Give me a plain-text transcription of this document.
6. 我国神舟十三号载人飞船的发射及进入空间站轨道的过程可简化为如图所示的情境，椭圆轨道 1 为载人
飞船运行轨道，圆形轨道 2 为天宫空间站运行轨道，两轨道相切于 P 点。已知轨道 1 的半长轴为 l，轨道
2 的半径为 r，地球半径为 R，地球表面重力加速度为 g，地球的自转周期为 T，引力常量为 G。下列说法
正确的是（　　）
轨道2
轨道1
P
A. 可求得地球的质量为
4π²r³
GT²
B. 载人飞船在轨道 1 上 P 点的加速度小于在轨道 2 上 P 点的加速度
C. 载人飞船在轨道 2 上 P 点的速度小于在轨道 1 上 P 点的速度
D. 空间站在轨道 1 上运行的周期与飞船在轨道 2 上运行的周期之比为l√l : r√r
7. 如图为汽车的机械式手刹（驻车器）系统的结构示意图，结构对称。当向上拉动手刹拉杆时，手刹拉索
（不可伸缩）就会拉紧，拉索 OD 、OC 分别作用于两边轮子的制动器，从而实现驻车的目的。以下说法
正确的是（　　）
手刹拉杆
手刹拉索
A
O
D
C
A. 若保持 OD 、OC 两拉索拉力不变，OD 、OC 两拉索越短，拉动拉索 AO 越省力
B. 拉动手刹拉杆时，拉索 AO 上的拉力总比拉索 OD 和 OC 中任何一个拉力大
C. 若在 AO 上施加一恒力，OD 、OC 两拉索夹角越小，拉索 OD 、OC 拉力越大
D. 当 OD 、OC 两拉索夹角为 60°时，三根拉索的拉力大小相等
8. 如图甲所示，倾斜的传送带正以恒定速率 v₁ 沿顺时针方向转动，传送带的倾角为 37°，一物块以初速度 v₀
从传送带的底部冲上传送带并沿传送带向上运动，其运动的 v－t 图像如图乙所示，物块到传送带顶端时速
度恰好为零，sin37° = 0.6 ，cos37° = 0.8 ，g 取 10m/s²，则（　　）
==================================================
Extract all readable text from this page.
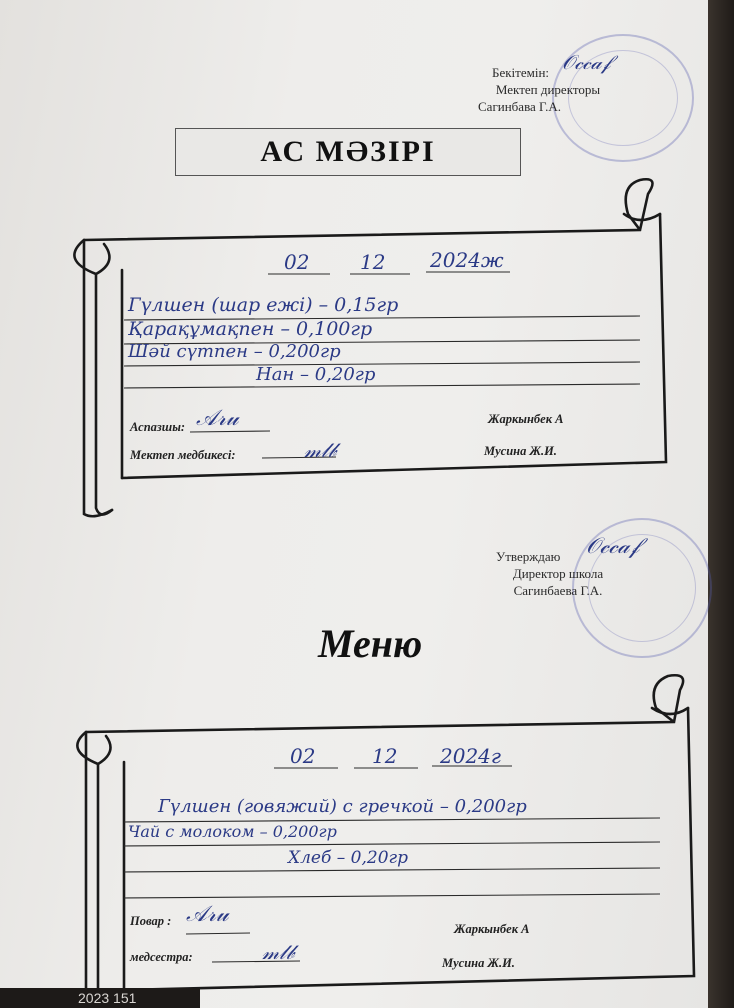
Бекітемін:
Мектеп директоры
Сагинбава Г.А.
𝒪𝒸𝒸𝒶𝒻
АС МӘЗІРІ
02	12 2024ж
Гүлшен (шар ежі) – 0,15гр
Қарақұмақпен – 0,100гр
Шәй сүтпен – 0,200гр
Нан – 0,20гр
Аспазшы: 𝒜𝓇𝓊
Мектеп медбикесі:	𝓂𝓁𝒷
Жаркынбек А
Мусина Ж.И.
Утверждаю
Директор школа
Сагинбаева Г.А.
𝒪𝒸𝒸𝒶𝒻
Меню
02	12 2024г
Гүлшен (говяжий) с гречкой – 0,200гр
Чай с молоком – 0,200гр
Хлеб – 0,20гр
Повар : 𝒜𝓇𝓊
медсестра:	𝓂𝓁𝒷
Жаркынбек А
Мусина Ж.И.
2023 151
==================================================
▶ **YOUR GOAL**
Extract every line that has the string "Мектеп" in it.

▶ **IN RESPONSE**
Мектеп директоры
Мектеп медбикесі:	𝓂𝓁𝒷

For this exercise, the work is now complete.